- _Brief_: State only the number of lines that contain the string "Entidades".

Extracted data entries
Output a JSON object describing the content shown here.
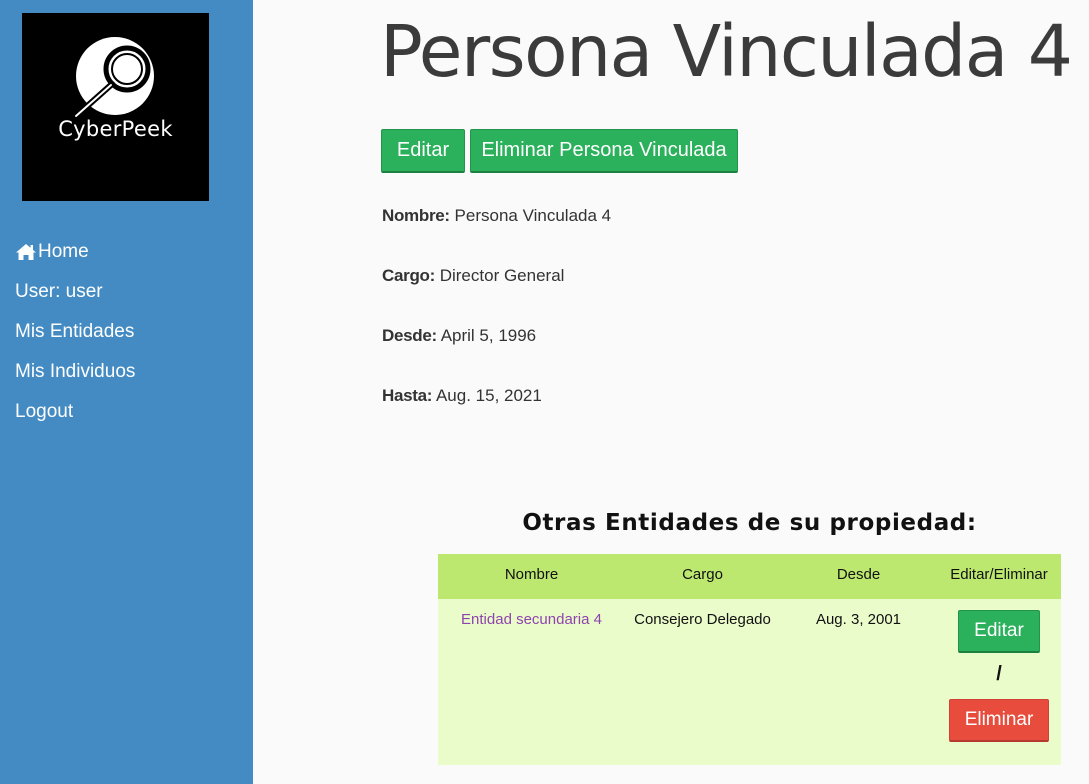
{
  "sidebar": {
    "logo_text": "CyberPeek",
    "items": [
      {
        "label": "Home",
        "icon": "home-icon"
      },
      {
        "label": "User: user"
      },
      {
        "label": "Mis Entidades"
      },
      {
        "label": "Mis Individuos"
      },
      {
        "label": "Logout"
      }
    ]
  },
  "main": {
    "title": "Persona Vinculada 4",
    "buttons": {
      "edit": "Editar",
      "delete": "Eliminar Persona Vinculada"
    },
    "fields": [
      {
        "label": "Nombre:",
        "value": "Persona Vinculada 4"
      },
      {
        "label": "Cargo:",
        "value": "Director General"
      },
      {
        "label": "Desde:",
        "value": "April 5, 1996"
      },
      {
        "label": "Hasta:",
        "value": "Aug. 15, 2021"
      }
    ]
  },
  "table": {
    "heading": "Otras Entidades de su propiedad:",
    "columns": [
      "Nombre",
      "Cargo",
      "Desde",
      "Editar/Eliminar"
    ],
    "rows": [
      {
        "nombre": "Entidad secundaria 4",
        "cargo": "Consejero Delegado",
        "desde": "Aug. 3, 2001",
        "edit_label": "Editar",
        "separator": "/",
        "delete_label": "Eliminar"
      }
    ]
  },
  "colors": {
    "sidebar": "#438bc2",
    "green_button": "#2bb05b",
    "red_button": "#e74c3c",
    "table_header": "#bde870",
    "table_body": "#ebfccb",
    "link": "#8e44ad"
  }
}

--

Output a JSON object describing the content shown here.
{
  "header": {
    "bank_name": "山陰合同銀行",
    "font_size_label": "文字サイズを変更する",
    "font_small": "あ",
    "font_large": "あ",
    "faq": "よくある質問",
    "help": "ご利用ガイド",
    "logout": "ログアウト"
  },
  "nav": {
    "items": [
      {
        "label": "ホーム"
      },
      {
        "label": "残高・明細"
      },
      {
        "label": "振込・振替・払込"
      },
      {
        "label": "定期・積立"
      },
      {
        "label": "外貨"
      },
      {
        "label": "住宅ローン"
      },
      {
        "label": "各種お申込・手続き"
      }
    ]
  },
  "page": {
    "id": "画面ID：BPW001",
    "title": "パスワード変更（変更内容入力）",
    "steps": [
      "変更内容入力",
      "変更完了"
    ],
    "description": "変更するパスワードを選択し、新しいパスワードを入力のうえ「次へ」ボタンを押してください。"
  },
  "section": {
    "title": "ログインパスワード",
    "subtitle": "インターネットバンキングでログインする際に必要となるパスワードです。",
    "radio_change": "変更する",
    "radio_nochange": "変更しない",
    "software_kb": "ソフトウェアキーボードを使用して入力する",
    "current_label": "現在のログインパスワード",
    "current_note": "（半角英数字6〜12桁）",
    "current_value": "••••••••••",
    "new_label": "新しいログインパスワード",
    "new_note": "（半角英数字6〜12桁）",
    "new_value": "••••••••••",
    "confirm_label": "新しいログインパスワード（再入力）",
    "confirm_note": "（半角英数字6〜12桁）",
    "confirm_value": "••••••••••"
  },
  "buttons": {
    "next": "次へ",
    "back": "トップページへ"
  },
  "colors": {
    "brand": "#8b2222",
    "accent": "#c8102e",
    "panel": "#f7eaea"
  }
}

- _Reply_: 2